#  > > >  >  > Форум >  > > >  >  > Новости >  > > >  >  > Ретриты, лекции, семинары >  > > >  >  >  Учения Лачунг Ринпоче в октябре-декабре 2007

## Tenpa Sherab

Лачунг Ринпоче: ретрит по Ца-Лунгу.
3-12 октября 2007 Лачунг Ринпоче дарует посвящения и учения по ца-лунг ( в ретритном центре Кунпенлинг.
Подробная информация в ближайшее время будет размешена на сайте www.lachung.narod.ru

----------


## Tenpa Sherab

Регистрация на ретрит по ца лунгу, тел. 8 916 790 30 07 (Людмила)

----------


## Tenpa Sherab

2 октября 
Посвящение Гуру Падмасамбхавы из цикла ДОДЖО БУМСАНГ
Начало в 19.00 
Место проведения - буддийский центр Шри Сингха

----------


## Tenpa Sherab

30 октября в 14.00
Кунпенлинг
1.Посвящение Долгой Жизни Еше Цогьел Кадро Туктик 
2. Лунг ( передача чтением) на Практику Трома Нагмо (Традиции Толуг).

----------


## Samten

С 3 ноября продолжение посвящений Доджо Бумсанг.

3 ноября - Торванг Лама Сангду и Торванг Ладуб Йондзок, мирный Гуру Ринпоче.
4 ноября Вангчен Гуру Дракпо из Терма Дешек Дупа.
5 ноября - среднее и малое посвящение Гуру Дракпо из терма Дешек Дупа
6 ноября - посвящение Кама Гуру Дракпо традиции Одрен
7 ноября - Посвящение Чецун Нинтик.

место проведение Центр Шри Сингхи, Начало в будние дни в 19.00, в выходные в 15.00. Размер рекомендуемых подношений - 500 рублей в день.

----------


## Tenpa Sherab

Ожидается, что ориетировочно с 25 ноября в Элисте Ринпоче будет передавать посвящения Идамов ( из цикла Доджо Бумсанг, традиции Миндроллинг)

----------


## Tenpa Sherab

25 ноября Ринпоче дарует Цеванг - посвящения долгой жизни ( в Ики Бурульском хуруле)

----------


## Tenpa Sherab

Элиста, 6-13 декабря
Посвящения Идамов из цикла Доджо Бумсанг

----------


## Tenpa Sherab

Посвящения Идамов из цикла Доджо Бумсанг

5 декабря
Амитаюс Чагдонгма, северное Терма. 
Амитаюс, Цетри Дордже Тренгва, Терма Пема Лингпы. 
Амитаюс, Чиме Пэлтер, традиция Тангтонг Гьелпо.
6 декабря
 Авалокитешвара, традиции Царя.
Авалокитешвара, Намке Гьелпо.
 Авалокитешвара, Гьелва Гьяцо.

▶ Задания:
A. Ответьте на вопросы по теме форума об учениях Лачунг Ринпоче:
(i) По какому телефону регистрируются на ретрит по ца лунгу и кто на нём отвечает?
(ii) Какое посвящение назначено на 2 октября?
(iii) Каков размер рекомендуемых подношений на ноябрьских посвящениях в центре Шри Сингхи?
B. Перескажите, пожалуйста, тему форума об учениях Лачунг Ринпоче в двух предложениях.
C. Продолжите тему форума об учениях Лачунг Ринпоче, начав сразу после её последней строки.
Приведённые далее записи взяты из другого источника.

(Аннотации элементов страницы)

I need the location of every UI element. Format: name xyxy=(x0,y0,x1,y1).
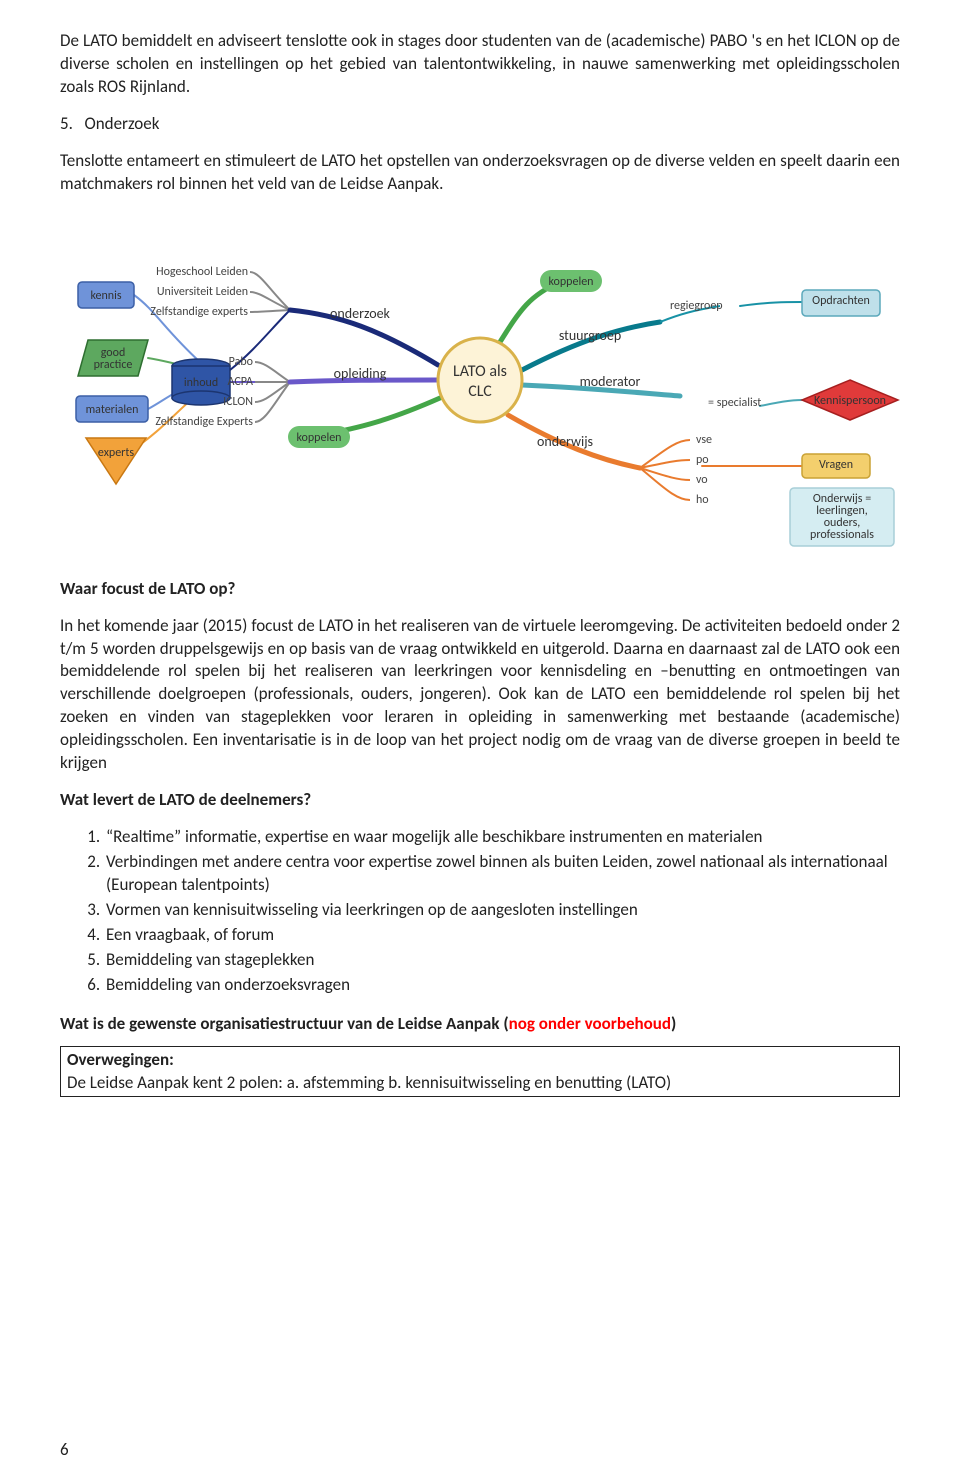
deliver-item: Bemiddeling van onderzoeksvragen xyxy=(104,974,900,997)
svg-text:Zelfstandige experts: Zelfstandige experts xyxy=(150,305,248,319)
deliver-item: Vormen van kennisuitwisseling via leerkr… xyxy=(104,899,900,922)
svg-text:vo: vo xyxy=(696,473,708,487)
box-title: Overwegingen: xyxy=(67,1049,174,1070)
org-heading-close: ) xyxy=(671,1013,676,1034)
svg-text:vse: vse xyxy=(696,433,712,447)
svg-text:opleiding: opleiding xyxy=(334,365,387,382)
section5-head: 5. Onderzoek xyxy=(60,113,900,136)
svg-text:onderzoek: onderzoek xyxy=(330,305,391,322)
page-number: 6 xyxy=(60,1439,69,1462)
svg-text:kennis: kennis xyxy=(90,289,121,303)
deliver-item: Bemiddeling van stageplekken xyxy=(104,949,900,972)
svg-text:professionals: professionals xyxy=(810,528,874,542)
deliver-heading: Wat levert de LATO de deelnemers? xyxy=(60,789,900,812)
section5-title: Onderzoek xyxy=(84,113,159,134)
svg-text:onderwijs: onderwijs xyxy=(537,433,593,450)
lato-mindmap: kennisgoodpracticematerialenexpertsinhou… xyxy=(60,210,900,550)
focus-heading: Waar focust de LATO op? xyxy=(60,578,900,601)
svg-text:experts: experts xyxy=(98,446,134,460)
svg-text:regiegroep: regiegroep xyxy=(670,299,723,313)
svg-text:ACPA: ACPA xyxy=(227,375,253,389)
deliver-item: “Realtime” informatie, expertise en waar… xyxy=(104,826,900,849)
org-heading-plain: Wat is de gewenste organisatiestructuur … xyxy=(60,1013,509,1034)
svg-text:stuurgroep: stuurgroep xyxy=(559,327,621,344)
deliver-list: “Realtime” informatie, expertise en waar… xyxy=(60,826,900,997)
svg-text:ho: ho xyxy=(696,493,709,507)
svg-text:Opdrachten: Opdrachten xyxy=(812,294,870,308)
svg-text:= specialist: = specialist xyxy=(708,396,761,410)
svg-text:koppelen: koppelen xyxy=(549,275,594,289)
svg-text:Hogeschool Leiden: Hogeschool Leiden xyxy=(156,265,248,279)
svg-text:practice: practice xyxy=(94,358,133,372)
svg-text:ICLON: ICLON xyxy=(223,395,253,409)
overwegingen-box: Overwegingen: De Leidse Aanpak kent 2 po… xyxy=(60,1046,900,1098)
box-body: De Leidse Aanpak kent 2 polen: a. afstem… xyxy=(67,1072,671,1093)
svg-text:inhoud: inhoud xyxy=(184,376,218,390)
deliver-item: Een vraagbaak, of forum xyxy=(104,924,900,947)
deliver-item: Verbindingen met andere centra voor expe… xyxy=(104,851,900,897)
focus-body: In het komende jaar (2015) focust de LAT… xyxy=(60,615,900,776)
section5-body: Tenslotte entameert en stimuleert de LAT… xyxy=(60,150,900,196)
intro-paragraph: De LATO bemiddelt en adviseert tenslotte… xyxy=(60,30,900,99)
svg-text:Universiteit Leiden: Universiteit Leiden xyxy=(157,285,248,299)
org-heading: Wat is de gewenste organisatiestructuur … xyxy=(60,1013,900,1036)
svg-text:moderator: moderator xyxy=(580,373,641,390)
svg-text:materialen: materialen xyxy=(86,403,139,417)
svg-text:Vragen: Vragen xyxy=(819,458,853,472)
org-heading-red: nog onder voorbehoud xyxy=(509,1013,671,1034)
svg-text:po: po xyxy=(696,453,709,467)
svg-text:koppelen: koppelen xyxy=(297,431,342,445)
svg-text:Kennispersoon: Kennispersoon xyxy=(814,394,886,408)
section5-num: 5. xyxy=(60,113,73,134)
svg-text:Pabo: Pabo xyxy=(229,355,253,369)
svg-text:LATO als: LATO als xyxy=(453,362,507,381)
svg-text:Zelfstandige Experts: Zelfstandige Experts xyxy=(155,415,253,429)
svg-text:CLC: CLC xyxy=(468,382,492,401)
---
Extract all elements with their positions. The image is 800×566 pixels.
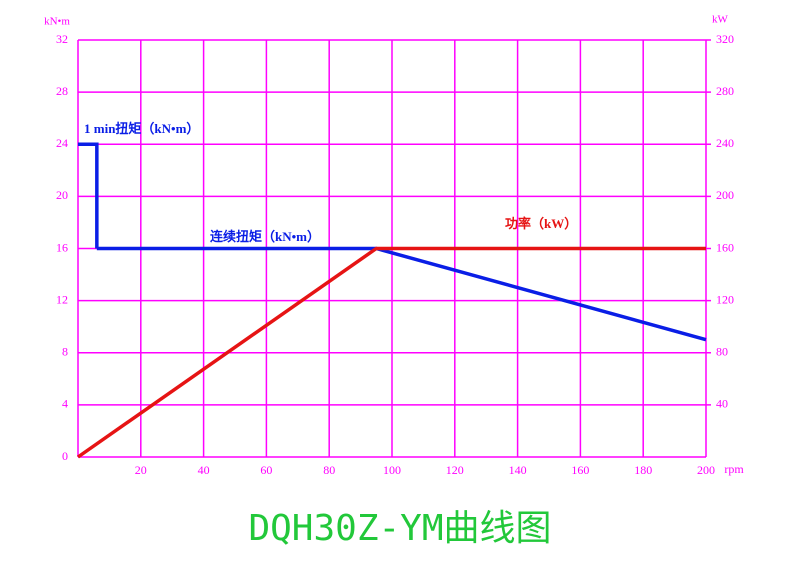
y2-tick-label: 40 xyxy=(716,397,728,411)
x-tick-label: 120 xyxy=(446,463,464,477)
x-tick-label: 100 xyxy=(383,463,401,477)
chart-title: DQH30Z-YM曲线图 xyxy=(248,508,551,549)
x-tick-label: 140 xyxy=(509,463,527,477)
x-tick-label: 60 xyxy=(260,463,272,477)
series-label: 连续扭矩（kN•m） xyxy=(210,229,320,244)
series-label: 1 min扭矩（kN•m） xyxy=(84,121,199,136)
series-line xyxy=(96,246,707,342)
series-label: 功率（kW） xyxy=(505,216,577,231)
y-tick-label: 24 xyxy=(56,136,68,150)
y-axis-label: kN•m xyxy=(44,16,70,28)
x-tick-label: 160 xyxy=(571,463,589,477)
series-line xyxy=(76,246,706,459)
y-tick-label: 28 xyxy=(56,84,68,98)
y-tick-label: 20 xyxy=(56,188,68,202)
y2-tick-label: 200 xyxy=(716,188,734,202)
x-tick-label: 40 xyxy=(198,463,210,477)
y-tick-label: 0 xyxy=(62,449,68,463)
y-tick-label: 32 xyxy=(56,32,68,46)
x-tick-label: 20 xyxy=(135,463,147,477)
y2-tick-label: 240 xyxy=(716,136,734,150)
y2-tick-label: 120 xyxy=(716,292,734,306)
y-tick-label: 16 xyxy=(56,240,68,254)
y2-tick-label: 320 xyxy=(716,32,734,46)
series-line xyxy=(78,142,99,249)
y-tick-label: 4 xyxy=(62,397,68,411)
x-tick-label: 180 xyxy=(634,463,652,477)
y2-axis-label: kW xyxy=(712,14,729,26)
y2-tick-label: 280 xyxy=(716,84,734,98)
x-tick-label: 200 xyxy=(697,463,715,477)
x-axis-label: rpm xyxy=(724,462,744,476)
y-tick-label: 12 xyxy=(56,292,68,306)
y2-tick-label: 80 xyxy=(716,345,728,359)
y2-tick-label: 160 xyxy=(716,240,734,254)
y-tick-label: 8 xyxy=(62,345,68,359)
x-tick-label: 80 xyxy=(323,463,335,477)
==
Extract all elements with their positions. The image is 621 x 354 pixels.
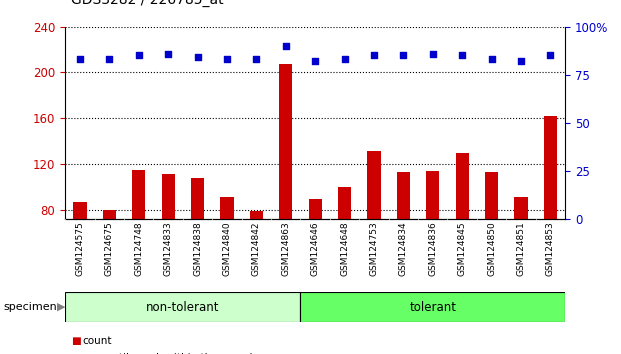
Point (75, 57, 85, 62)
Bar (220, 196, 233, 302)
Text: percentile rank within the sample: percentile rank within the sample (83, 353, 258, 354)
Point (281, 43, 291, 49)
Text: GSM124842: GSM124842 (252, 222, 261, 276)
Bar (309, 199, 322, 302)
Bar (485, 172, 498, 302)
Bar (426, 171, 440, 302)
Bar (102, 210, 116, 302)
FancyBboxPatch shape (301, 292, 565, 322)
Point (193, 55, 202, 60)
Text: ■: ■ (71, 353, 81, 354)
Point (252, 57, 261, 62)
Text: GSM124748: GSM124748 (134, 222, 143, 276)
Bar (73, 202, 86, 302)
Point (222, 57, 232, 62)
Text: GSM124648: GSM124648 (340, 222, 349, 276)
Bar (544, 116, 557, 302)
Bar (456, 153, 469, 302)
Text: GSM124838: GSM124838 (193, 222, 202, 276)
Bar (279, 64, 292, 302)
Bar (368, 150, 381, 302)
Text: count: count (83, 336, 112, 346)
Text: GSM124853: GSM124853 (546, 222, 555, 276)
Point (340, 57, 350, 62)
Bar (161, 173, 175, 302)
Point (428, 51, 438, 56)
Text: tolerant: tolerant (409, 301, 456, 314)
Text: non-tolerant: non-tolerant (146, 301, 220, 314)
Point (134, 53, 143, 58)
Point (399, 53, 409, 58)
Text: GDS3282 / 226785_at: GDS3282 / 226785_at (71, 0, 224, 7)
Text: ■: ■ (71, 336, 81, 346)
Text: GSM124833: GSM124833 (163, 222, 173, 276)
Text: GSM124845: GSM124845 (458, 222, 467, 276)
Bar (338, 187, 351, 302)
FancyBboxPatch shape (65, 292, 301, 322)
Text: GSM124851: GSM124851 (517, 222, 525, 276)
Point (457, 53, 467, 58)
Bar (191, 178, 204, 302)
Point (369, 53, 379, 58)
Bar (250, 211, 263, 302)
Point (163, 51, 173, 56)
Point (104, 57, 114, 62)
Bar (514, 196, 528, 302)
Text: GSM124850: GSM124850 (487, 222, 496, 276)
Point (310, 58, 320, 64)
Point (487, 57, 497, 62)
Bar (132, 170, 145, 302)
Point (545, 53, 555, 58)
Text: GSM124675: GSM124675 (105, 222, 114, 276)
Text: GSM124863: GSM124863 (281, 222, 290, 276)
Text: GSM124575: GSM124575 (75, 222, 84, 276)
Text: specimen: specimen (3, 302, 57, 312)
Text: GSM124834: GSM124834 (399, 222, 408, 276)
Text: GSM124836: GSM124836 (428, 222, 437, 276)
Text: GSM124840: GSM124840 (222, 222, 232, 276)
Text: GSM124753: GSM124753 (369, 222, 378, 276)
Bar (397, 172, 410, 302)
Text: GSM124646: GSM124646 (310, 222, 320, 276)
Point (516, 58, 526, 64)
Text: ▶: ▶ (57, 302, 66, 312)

▶ Ответы:
A.
(i) 8 916 790 30 07, Людмила.
(ii) Посвящение Гуру Падмасамбхавы из цикла Доджо Бумсанг.
(iii) 500 рублей в день.

B. Тема форума сообщает о ретрите по ца-лунгу 3–12 октября 2007 года в ретритном центре Кунпенлинг, о посвящении долгой жизни в Кунпенлинге 30 октября и о посвящениях из цикла Доджо Бумсанг в центре Шри Сингха 2 октября и с 3 по 7 ноября. Затем 25 ноября Ринпоче дарует Цеванг в Ики Бурульском хуруле, а в декабре в Элисте передаёт посвящения Идамов из цикла Доджо Бумсанг.

C.
7 декабря
Гневный Манджушри Янгдог Меи Пудри.
 Хаягрива Сангдруб, традиция Кьер Ганг.
9 декабря
Черный Хаягрива, Терма Нянгрел Нима Озера.
Черный Хаягрива, Терма Гуру Чованга.
10 декабря
 Ваджрапани Дрекпа Кундул.
 Ваджрапани Тумпо Дракпо, Терма Чжангчуб Лингпы.
Ваджрапани, Терма Трапа Нонше.
11 декабря
Белый Манджушри, традиция Мати.
 Манджушри Маве Сенге, традиция Дампа Сангье.
Белая  Сарасвати.
12 декабря
Дордже Намджом, традиция Буддха Гухья.
 Дордже Намджом, Дженанг.
Дордже Намджом.
13 декабря
Локтрипала.
Нагаракша.

----------


## Jamtso

А что планируется в Волжске с ЛАчунгом Ринпоче?

----------


## Tenpa Sherab

15-16 декабря 2007 
Ретрит по практике Гуру Драгпо

----------


## Tenpa Sherab

20-21 декабря - вечер 19.00 -
 Посвящения Ванги из цикла Доджё Бумсанг. 

22 декабря - утро 11.00  - 
 "Дорсем Недрен" - Ритуал Будды Ваджрасаттвы "проводящий" сознание умерших через нижние миры. Совместная практика и Цог.
Выполняется как для  недавно умерших людей, так и для тех,  кто уже давно 


23 декабря, утро 11.00, вечер 18.00  - 
Янгуг Цокье Туктик - Практика Притягивания Богатства (тиб. Янгуг) и Долгой Жизни (тиб. Цегуг). Будут изготавливаться Вазы Богатства-Янбум. Те, у кого они уже есть смогут повторно благословить их в ходе ритуала)

24-25 декабря, вечер 19.00 -  
Посвящения Ванг из цикла Доджё Бумсанг.

26-27 декабря, вечер 19.00 -  
накануне Нового 2008 Года, ритуалы Отбрасывания Препятствий Докпа - Зор Дордже Дролло. 
тел. 8 (926) 226-64-50 - Влад

----------


## Александр Панасенко

Будет  ли посвящение Дордже Дролло?

----------


## Рахель

Tenpa Sherab, укажите, пожалуйста, адрес этих мероприятий в Москве.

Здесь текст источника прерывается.